#### Exercise inputs

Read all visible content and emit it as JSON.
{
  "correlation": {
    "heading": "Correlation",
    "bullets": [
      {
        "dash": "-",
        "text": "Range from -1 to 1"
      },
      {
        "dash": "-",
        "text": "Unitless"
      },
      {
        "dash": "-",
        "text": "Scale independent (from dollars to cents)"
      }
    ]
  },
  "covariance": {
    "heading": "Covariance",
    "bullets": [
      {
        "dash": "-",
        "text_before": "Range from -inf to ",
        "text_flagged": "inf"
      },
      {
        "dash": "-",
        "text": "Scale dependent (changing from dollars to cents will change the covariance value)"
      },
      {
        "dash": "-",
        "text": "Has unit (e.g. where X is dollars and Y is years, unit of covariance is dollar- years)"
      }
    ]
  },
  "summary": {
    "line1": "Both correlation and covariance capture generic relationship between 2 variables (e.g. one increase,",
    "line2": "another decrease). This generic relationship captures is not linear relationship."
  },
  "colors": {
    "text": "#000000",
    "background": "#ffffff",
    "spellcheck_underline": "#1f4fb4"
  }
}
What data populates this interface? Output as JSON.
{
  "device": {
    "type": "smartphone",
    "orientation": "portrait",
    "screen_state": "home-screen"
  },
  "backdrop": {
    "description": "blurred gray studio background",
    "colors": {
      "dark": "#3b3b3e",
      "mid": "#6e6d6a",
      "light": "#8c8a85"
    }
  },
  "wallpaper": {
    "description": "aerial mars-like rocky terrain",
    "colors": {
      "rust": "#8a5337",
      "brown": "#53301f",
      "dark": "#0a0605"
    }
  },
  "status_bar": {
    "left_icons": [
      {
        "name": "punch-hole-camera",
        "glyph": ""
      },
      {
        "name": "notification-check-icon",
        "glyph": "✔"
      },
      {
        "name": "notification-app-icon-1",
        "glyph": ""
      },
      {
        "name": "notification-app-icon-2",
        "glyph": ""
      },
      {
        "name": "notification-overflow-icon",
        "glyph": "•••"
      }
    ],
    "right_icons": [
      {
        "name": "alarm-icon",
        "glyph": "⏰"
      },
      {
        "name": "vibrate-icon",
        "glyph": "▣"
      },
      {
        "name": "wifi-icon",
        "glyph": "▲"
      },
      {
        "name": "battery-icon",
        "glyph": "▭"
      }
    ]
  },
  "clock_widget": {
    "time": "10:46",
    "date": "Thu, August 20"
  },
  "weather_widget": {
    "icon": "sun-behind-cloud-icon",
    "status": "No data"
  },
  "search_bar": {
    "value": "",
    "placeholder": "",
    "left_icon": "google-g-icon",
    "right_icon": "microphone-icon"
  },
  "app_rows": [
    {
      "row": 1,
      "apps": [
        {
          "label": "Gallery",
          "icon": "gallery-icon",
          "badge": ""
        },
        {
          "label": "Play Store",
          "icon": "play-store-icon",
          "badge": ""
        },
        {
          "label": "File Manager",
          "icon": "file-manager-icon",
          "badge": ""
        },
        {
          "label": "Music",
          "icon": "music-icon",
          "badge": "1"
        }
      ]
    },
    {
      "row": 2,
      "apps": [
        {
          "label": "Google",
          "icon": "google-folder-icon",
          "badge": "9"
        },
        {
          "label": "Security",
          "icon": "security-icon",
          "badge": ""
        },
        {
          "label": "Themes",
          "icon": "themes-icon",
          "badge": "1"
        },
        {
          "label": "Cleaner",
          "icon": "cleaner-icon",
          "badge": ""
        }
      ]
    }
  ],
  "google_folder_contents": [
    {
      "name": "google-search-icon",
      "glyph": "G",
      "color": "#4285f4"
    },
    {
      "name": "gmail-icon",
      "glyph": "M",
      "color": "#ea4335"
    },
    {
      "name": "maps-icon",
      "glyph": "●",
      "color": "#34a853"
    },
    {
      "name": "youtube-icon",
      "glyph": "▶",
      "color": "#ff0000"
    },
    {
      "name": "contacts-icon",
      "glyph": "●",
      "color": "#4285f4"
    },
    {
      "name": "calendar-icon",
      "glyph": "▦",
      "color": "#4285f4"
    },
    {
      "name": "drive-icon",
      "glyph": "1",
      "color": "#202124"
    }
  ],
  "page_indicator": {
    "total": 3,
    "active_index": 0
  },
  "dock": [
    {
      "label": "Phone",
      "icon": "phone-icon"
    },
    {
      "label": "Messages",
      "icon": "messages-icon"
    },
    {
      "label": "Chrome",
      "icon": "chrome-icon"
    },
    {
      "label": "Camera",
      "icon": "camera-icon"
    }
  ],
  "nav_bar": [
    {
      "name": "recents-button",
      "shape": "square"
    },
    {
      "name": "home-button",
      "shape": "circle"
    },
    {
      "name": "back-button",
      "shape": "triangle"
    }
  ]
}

########

## Required work
Provide only the count of lines in the material above that hold the word "background".

## Worked answer
2